EXTRAIT DU TEXTE>
▼

Il s’agit là d’aspects positifs, car les interventions militaires internationales comportent des risques assez élevés de violation du droit international, que ce soient les risques de détournement du mandat ou les risques de violation des droits humains.

La résolution intervient à un moment où l’opinion publique commençait à déplorer l’inaction de la communauté internationale, s’interrogeant sur sa responsabilité de protéger…

En Haïti, les Casques bleus onusiens ont été accusés de violation des droits de l’homme, d’exploitation sexuelle, et d’être à l’origine du choléra qui a fait des milliers de victimes. L’inscription formelle de ces dispositions dans la résolution constitue donc une initiative louable : cela devrait participer à un effort de dissuasion des États impliqués, et pourrait contribuer au déroulement des opérations sur des bases se rapprochant davantage de l’état de droit.

▲

Relevé des emplacements des éléments:

▼

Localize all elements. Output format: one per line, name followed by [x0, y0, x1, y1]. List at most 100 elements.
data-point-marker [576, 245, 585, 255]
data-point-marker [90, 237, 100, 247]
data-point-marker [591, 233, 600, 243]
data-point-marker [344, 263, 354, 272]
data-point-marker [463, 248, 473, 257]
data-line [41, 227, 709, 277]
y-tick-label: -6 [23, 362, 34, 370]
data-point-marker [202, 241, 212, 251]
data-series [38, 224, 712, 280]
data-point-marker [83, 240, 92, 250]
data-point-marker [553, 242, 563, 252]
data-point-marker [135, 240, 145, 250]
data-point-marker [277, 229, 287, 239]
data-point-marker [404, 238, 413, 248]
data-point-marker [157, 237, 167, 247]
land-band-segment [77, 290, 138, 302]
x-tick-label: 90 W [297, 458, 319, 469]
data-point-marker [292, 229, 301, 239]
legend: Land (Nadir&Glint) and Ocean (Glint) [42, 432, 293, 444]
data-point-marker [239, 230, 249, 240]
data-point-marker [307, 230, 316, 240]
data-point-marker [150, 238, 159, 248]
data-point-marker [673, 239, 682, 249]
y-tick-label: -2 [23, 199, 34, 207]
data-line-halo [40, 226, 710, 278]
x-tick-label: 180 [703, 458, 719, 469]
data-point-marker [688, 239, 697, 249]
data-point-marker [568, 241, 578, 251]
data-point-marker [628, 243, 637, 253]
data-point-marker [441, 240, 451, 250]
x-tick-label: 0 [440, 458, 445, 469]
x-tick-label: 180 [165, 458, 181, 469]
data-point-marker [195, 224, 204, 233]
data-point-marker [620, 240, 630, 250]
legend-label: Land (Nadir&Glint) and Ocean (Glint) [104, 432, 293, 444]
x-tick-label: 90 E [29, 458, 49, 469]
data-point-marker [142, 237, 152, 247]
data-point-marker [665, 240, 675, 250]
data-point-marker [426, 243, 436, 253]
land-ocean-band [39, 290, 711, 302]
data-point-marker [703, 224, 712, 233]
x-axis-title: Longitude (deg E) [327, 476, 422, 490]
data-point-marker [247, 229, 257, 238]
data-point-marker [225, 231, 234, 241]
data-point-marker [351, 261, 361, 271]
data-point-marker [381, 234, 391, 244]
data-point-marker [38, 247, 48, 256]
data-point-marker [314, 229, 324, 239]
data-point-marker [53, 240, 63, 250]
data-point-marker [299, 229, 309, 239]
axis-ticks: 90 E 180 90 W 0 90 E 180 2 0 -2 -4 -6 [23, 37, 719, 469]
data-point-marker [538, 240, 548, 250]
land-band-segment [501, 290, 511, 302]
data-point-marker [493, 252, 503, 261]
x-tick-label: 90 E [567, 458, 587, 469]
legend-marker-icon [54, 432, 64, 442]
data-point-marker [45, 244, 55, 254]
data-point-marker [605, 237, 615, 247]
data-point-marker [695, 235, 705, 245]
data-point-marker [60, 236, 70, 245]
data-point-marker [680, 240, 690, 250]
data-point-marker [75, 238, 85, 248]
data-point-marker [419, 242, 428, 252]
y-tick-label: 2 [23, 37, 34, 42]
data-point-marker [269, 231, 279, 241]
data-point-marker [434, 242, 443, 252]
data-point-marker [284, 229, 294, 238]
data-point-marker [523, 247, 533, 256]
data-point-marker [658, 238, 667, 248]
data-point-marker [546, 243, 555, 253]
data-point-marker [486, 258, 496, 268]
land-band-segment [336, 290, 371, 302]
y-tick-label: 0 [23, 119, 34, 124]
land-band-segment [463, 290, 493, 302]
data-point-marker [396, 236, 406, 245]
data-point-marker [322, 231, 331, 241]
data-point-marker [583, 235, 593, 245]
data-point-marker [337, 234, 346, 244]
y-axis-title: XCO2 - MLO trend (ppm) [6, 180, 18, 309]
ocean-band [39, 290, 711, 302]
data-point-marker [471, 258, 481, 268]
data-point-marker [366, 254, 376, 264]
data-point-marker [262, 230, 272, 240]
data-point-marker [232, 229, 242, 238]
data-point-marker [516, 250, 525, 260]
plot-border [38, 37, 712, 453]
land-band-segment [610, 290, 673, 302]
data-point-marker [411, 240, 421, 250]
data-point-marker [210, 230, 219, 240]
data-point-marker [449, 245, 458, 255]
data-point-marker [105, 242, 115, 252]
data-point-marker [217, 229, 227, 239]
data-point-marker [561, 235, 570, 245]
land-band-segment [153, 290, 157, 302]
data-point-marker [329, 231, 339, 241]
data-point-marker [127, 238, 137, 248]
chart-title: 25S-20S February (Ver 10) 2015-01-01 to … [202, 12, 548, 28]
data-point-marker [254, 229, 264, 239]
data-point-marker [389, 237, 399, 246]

▲

EXERCICES À FAIRE>
(a) Dans l'extrait sur les interventions militaires, reprenez sous forme de liste le paragraphe qui commence par « En Haïti, les Casques bleus » en gardant ses faits principaux.
(b) Résumez l'extrait sur les interventions militaires en deux phrases.
(c) Traduisez en anglais cette phrase de l'extrait sur les interventions militaires : « Il s’agit là d’aspects positifs, car les interventions militaires internationales comportent des risques assez élevés de violation du droit international, que ce soient les risques de détournement du mandat ou les risques de violation des droits humains. »

RÉPONSES PAR EXERCICE>
(a)
- En Haïti, les Casques bleus de l'ONU ont été accusés de violations des droits de l'homme et d'exploitation sexuelle.
- On les a aussi accusés d'être à l'origine du choléra, qui a fait des milliers de victimes.
- L'inscription formelle de ces dispositions dans la résolution est donc une initiative louable.
- Elle devrait aider à dissuader les États impliqués.
- Elle pourrait aussi rapprocher le déroulement des opérations de l'état de droit.

(b) Les interventions militaires internationales comportent des risques assez élevés de violation du droit international, comme le détournement du mandat ou les atteintes aux droits humains. En Haïti, les Casques bleus de l'ONU ont été accusés notamment de violations des droits de l'homme et d'exploitation sexuelle, et l'inscription formelle de dispositions dans la résolution est jugée louable, car elle devrait dissuader les États impliqués.

(c) These are positive aspects, since international military interventions carry fairly high risks of violating international law, whether the risks of the mandate being misused or the risks of human rights violations.